Task material »
☆ ☆ ☆ ☆ ☆

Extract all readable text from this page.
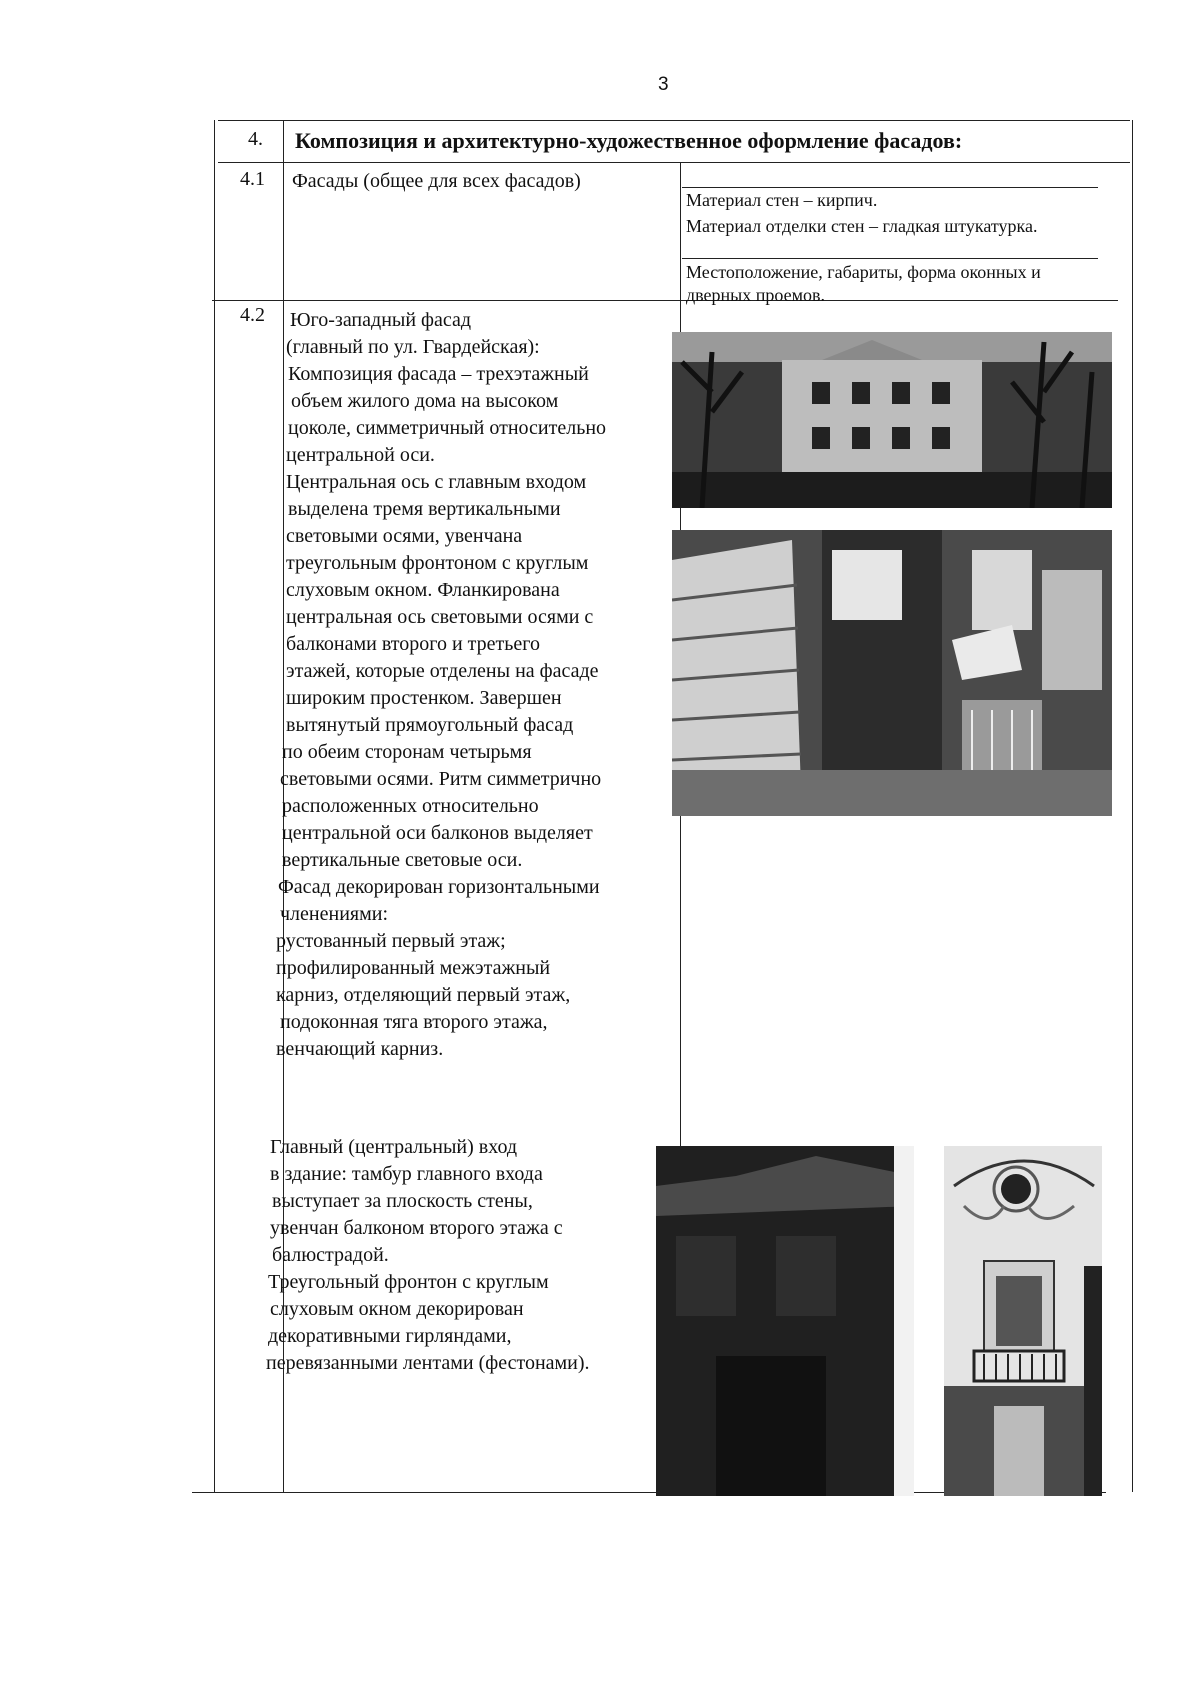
3
4. Композиция и архитектурно-художественное оформление фасадов:
4.1 Фасады (общее для всех фасадов)
Материал стен – кирпич.
Материал отделки стен – гладкая штукатурка.
Местоположение, габариты, форма оконных и
дверных проемов.
4.2 Юго-западный фасад
(главный по ул. Гвардейская):
Композиция фасада – трехэтажный
объем жилого дома на высоком
цоколе, симметричный относительно
центральной оси.
Центральная ось с главным входом
выделена тремя вертикальными
световыми осями, увенчана
треугольным фронтоном с круглым
слуховым окном. Фланкирована
центральная ось световыми осями с
балконами второго и третьего
этажей, которые отделены на фасаде
широким простенком. Завершен
вытянутый прямоугольный фасад
по обеим сторонам четырьмя
световыми осями. Ритм симметрично
расположенных относительно
центральной оси балконов выделяет
вертикальные световые оси.
Фасад декорирован горизонтальными
членениями:
рустованный первый этаж;
профилированный межэтажный
карниз, отделяющий первый этаж,
подоконная тяга второго этажа,
венчающий карниз.
Главный (центральный) вход
в здание: тамбур главного входа
выступает за плоскость стены,
увенчан балконом второго этажа с
балюстрадой.
Треугольный фронтон с круглым
слуховым окном декорирован
декоративными гирляндами,
перевязанными лентами (фестонами).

☆ ☆ ☆ ☆ ☆

Written problem » Pictures in the records above are not copied; print everything else exactly.

Task solution »
Extract all readable text from this page.
3
4. Композиция и архитектурно-художественное оформление фасадов:
4.1 Фасады (общее для всех фасадов)
Материал стен – кирпич.
Материал отделки стен – гладкая штукатурка.
Местоположение, габариты, форма оконных и
дверных проемов.
4.2 Юго-западный фасад
(главный по ул. Гвардейская):
Композиция фасада – трехэтажный
объем жилого дома на высоком
цоколе, симметричный относительно
центральной оси.
Центральная ось с главным входом
выделена тремя вертикальными
световыми осями, увенчана
треугольным фронтоном с круглым
слуховым окном. Фланкирована
центральная ось световыми осями с
балконами второго и третьего
этажей, которые отделены на фасаде
широким простенком. Завершен
вытянутый прямоугольный фасад
по обеим сторонам четырьмя
световыми осями. Ритм симметрично
расположенных относительно
центральной оси балконов выделяет
вертикальные световые оси.
Фасад декорирован горизонтальными
членениями:
рустованный первый этаж;
профилированный межэтажный
карниз, отделяющий первый этаж,
подоконная тяга второго этажа,
венчающий карниз.
Главный (центральный) вход
в здание: тамбур главного входа
выступает за плоскость стены,
увенчан балконом второго этажа с
балюстрадой.
Треугольный фронтон с круглым
слуховым окном декорирован
декоративными гирляндами,
перевязанными лентами (фестонами).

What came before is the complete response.